**Task instructions**.
The records that follow are to be transcribed in full, without their images.

**Provided information**.
# # # #
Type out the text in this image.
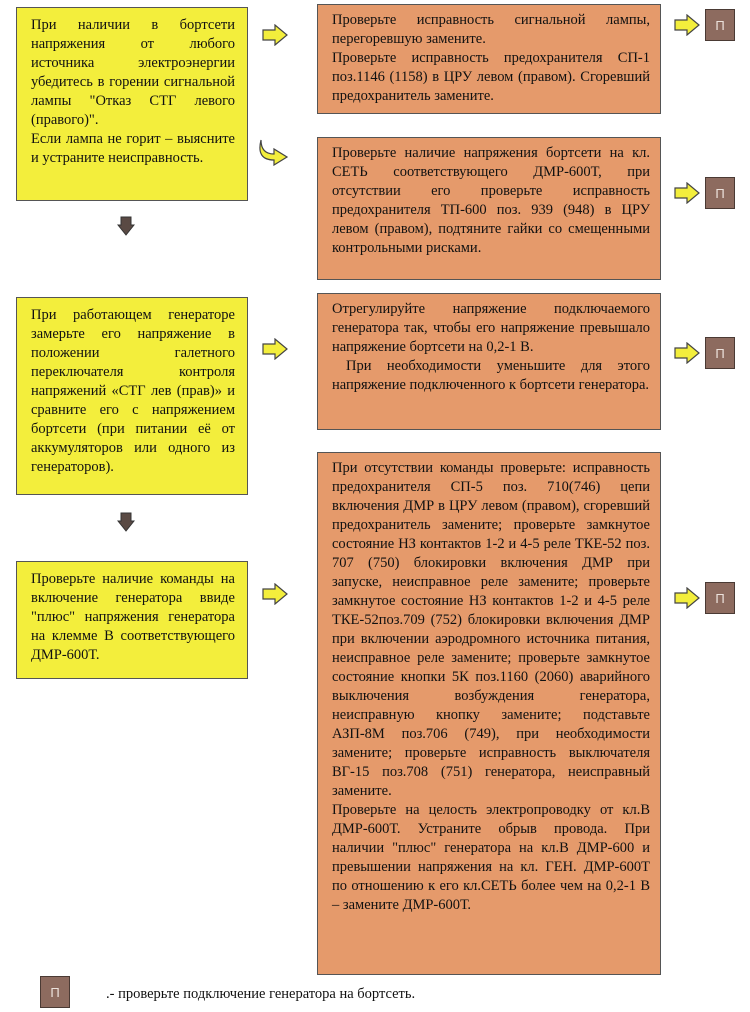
При наличии в бортсети напряжения от любого источника электроэнергии убедитесь в горении сигнальной лампы "Отказ СТГ левого (правого)".
Если лампа не горит – выясните и устраните неисправность.
При работающем генераторе замерьте его напряжение в положении галетного переключателя контроля напряжений «СТГ лев (прав)» и сравните его с напряжением бортсети (при питании её от аккумуляторов или одного из генераторов).
Проверьте наличие команды на включение генератора ввиде "плюс" напряжения генератора на клемме В соответствующего ДМР-600Т.
Проверьте исправность сигнальной лампы, перегоревшую замените.
Проверьте исправность предохранителя СП-1 поз.1146 (1158) в ЦРУ левом (правом). Сгоревший предохранитель замените.
Проверьте наличие напряжения бортсети на кл. СЕТЬ соответствующего ДМР-600Т, при отсутствии его проверьте исправность предохранителя ТП-600 поз. 939 (948) в ЦРУ левом (правом), подтяните гайки со смещенными контрольными рисками.
Отрегулируйте напряжение подключаемого генератора так, чтобы его напряжение превышало напряжение бортсети на 0,2-1 В.
При необходимости уменьшите для этого напряжение подключенного к бортсети генератора.
При отсутствии команды проверьте: исправность предохранителя СП-5 поз. 710(746) цепи включения ДМР в ЦРУ левом (правом), сгоревший предохранитель замените; проверьте замкнутое состояние НЗ контактов 1-2 и 4-5 реле ТКЕ-52 поз. 707 (750) блокировки включения ДМР при запуске, неисправное реле замените; проверьте замкнутое состояние НЗ контактов 1-2 и 4-5 реле ТКЕ-52поз.709 (752) блокировки включения ДМР при включении аэродромного источника питания, неисправное реле замените; проверьте замкнутое состояние кнопки 5К поз.1160 (2060) аварийного выключения возбуждения генератора, неисправную кнопку замените; подставьте АЗП-8М поз.706 (749), при необходимости замените; проверьте исправность выключателя ВГ-15 поз.708 (751) генератора, неисправный замените.
Проверьте на целость электропроводку от кл.В ДМР-600Т. Устраните обрыв провода. При наличии "плюс" генератора на кл.В ДМР-600 и превышении напряжения на кл. ГЕН. ДМР-600Т по отношению к его кл.СЕТЬ более чем на 0,2-1 В – замените ДМР-600Т.
П
П
П
П
П	.- проверьте подключение генератора на бортсеть.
# # # #
**Exercise result**.
Type out the text in this image.
При наличии в бортсети напряжения от любого источника электроэнергии убедитесь в горении сигнальной лампы "Отказ СТГ левого (правого)".
Если лампа не горит – выясните и устраните неисправность.
При работающем генераторе замерьте его напряжение в положении галетного переключателя контроля напряжений «СТГ лев (прав)» и сравните его с напряжением бортсети (при питании её от аккумуляторов или одного из генераторов).
Проверьте наличие команды на включение генератора ввиде "плюс" напряжения генератора на клемме В соответствующего ДМР-600Т.
Проверьте исправность сигнальной лампы, перегоревшую замените.
Проверьте исправность предохранителя СП-1 поз.1146 (1158) в ЦРУ левом (правом). Сгоревший предохранитель замените.
Проверьте наличие напряжения бортсети на кл. СЕТЬ соответствующего ДМР-600Т, при отсутствии его проверьте исправность предохранителя ТП-600 поз. 939 (948) в ЦРУ левом (правом), подтяните гайки со смещенными контрольными рисками.
Отрегулируйте напряжение подключаемого генератора так, чтобы его напряжение превышало напряжение бортсети на 0,2-1 В.
При необходимости уменьшите для этого напряжение подключенного к бортсети генератора.
При отсутствии команды проверьте: исправность предохранителя СП-5 поз. 710(746) цепи включения ДМР в ЦРУ левом (правом), сгоревший предохранитель замените; проверьте замкнутое состояние НЗ контактов 1-2 и 4-5 реле ТКЕ-52 поз. 707 (750) блокировки включения ДМР при запуске, неисправное реле замените; проверьте замкнутое состояние НЗ контактов 1-2 и 4-5 реле ТКЕ-52поз.709 (752) блокировки включения ДМР при включении аэродромного источника питания, неисправное реле замените; проверьте замкнутое состояние кнопки 5К поз.1160 (2060) аварийного выключения возбуждения генератора, неисправную кнопку замените; подставьте АЗП-8М поз.706 (749), при необходимости замените; проверьте исправность выключателя ВГ-15 поз.708 (751) генератора, неисправный замените.
Проверьте на целость электропроводку от кл.В ДМР-600Т. Устраните обрыв провода. При наличии "плюс" генератора на кл.В ДМР-600 и превышении напряжения на кл. ГЕН. ДМР-600Т по отношению к его кл.СЕТЬ более чем на 0,2-1 В – замените ДМР-600Т.
П
П
П
П
П	.- проверьте подключение генератора на бортсеть.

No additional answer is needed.